List all lines of the data that include the string "责任由乙方负责".

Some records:
==========

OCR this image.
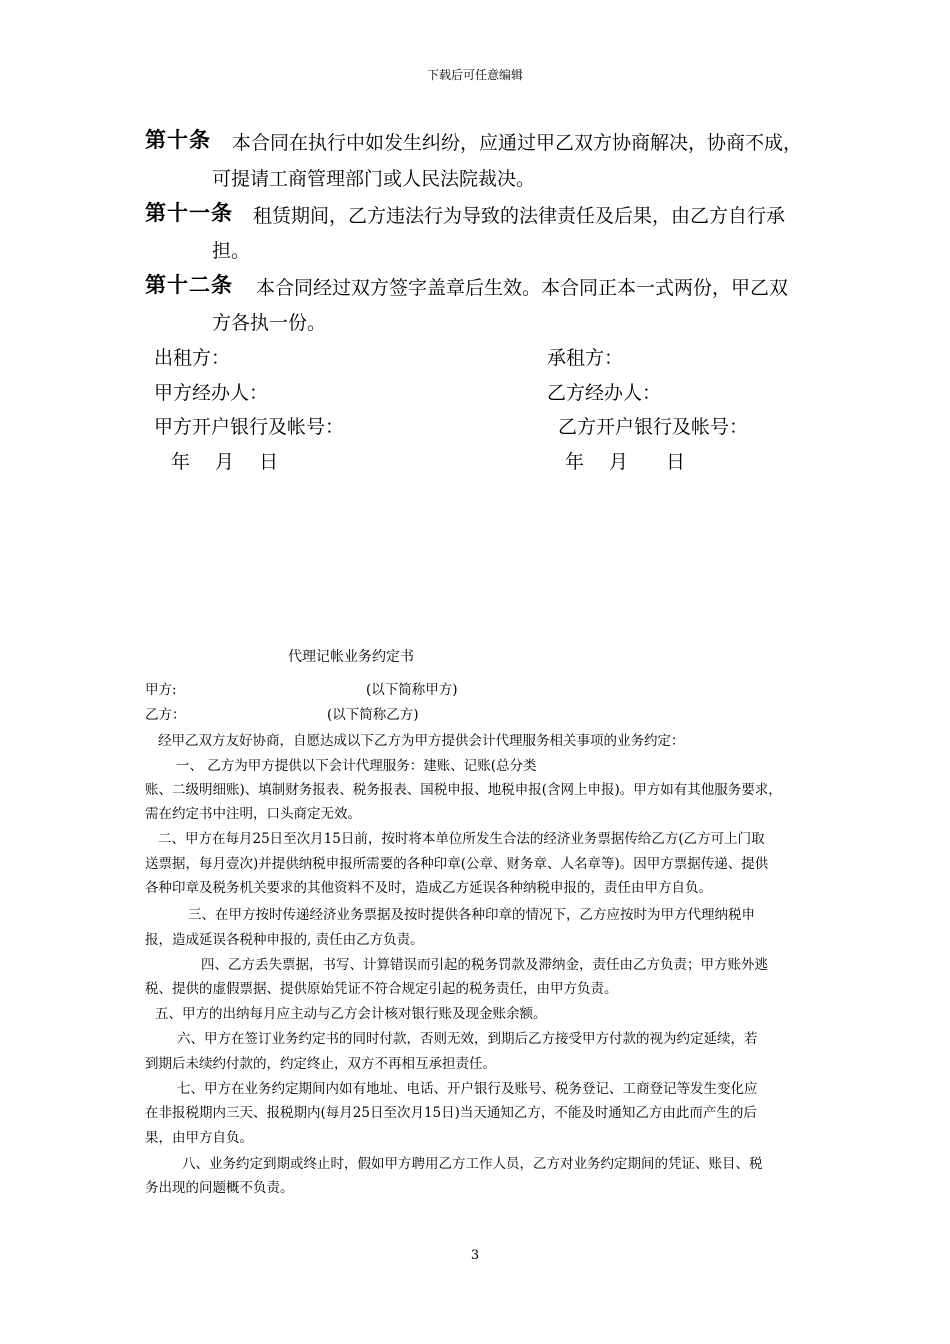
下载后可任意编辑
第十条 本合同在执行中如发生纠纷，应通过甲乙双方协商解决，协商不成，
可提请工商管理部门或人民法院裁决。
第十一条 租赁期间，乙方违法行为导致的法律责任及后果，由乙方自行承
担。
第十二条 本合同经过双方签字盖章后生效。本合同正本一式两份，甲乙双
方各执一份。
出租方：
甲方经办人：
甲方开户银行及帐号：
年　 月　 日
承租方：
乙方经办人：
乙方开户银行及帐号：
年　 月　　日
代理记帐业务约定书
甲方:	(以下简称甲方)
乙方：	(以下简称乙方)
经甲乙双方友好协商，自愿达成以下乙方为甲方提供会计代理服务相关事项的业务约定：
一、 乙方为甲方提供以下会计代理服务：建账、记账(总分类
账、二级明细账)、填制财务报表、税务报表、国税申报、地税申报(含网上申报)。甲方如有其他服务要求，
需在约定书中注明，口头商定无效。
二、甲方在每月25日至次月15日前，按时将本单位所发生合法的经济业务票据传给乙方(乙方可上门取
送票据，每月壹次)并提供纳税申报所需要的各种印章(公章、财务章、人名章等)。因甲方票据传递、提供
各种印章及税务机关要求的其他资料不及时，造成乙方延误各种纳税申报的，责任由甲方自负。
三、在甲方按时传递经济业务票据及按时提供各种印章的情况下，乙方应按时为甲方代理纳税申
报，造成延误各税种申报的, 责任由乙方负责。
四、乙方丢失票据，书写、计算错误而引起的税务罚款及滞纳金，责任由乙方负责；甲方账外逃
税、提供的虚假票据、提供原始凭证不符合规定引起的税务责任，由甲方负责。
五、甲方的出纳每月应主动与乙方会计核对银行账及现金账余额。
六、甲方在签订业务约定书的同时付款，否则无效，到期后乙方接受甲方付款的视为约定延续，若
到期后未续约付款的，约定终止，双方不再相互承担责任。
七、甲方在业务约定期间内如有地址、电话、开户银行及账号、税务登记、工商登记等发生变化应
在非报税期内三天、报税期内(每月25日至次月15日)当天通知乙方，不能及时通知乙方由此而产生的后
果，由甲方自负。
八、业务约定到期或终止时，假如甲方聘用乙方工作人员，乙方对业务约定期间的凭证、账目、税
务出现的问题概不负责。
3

==========

*Task solution*.
报，造成延误各税种申报的, 责任由乙方负责。
四、乙方丢失票据，书写、计算错误而引起的税务罚款及滞纳金，责任由乙方负责；甲方账外逃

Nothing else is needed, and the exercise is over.